+++ Listed records
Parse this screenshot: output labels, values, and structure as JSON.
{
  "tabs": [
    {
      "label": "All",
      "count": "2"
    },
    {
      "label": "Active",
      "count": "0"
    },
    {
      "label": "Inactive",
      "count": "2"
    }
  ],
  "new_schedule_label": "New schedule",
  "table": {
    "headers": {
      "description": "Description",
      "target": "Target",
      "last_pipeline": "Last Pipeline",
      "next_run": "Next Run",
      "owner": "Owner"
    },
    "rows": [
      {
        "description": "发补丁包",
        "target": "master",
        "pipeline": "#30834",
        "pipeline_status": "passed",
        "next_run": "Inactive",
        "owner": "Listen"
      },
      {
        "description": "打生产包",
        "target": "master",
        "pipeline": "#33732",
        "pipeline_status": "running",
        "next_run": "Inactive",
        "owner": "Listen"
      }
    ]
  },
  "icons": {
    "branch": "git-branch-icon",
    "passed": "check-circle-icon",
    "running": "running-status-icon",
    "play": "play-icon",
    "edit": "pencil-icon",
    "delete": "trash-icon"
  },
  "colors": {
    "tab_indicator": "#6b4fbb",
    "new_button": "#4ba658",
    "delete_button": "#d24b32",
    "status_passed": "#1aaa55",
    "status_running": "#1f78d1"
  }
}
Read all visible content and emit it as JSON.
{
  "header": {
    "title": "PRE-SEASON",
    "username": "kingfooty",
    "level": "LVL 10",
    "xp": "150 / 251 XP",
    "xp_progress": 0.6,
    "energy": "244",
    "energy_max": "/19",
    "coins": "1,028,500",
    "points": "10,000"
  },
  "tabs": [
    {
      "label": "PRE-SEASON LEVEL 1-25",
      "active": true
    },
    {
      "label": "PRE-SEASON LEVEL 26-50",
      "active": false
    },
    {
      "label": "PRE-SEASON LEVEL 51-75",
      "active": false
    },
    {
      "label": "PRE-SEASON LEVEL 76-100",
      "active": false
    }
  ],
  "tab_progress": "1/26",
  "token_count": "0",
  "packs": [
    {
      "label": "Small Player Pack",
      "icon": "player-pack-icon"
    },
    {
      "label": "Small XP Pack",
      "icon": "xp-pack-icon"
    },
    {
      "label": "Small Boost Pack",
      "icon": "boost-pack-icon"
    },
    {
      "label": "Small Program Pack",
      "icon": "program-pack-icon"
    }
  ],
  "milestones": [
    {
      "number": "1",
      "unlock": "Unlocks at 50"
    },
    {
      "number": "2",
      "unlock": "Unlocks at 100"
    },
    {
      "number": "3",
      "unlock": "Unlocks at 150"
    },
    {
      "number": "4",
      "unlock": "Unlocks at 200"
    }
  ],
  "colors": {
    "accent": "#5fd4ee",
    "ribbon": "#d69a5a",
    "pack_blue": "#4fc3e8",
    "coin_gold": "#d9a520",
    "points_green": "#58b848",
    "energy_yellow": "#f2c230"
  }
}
++++++
Exercise – Return every entry exactly as given.

Complete response –
Parse this screenshot: output labels, values, and structure as JSON.
{
  "tabs": [
    {
      "label": "All",
      "count": "2"
    },
    {
      "label": "Active",
      "count": "0"
    },
    {
      "label": "Inactive",
      "count": "2"
    }
  ],
  "new_schedule_label": "New schedule",
  "table": {
    "headers": {
      "description": "Description",
      "target": "Target",
      "last_pipeline": "Last Pipeline",
      "next_run": "Next Run",
      "owner": "Owner"
    },
    "rows": [
      {
        "description": "发补丁包",
        "target": "master",
        "pipeline": "#30834",
        "pipeline_status": "passed",
        "next_run": "Inactive",
        "owner": "Listen"
      },
      {
        "description": "打生产包",
        "target": "master",
        "pipeline": "#33732",
        "pipeline_status": "running",
        "next_run": "Inactive",
        "owner": "Listen"
      }
    ]
  },
  "icons": {
    "branch": "git-branch-icon",
    "passed": "check-circle-icon",
    "running": "running-status-icon",
    "play": "play-icon",
    "edit": "pencil-icon",
    "delete": "trash-icon"
  },
  "colors": {
    "tab_indicator": "#6b4fbb",
    "new_button": "#4ba658",
    "delete_button": "#d24b32",
    "status_passed": "#1aaa55",
    "status_running": "#1f78d1"
  }
}
Read all visible content and emit it as JSON.
{
  "header": {
    "title": "PRE-SEASON",
    "username": "kingfooty",
    "level": "LVL 10",
    "xp": "150 / 251 XP",
    "xp_progress": 0.6,
    "energy": "244",
    "energy_max": "/19",
    "coins": "1,028,500",
    "points": "10,000"
  },
  "tabs": [
    {
      "label": "PRE-SEASON LEVEL 1-25",
      "active": true
    },
    {
      "label": "PRE-SEASON LEVEL 26-50",
      "active": false
    },
    {
      "label": "PRE-SEASON LEVEL 51-75",
      "active": false
    },
    {
      "label": "PRE-SEASON LEVEL 76-100",
      "active": false
    }
  ],
  "tab_progress": "1/26",
  "token_count": "0",
  "packs": [
    {
      "label": "Small Player Pack",
      "icon": "player-pack-icon"
    },
    {
      "label": "Small XP Pack",
      "icon": "xp-pack-icon"
    },
    {
      "label": "Small Boost Pack",
      "icon": "boost-pack-icon"
    },
    {
      "label": "Small Program Pack",
      "icon": "program-pack-icon"
    }
  ],
  "milestones": [
    {
      "number": "1",
      "unlock": "Unlocks at 50"
    },
    {
      "number": "2",
      "unlock": "Unlocks at 100"
    },
    {
      "number": "3",
      "unlock": "Unlocks at 150"
    },
    {
      "number": "4",
      "unlock": "Unlocks at 200"
    }
  ],
  "colors": {
    "accent": "#5fd4ee",
    "ribbon": "#d69a5a",
    "pack_blue": "#4fc3e8",
    "coin_gold": "#d9a520",
    "points_green": "#58b848",
    "energy_yellow": "#f2c230"
  }
}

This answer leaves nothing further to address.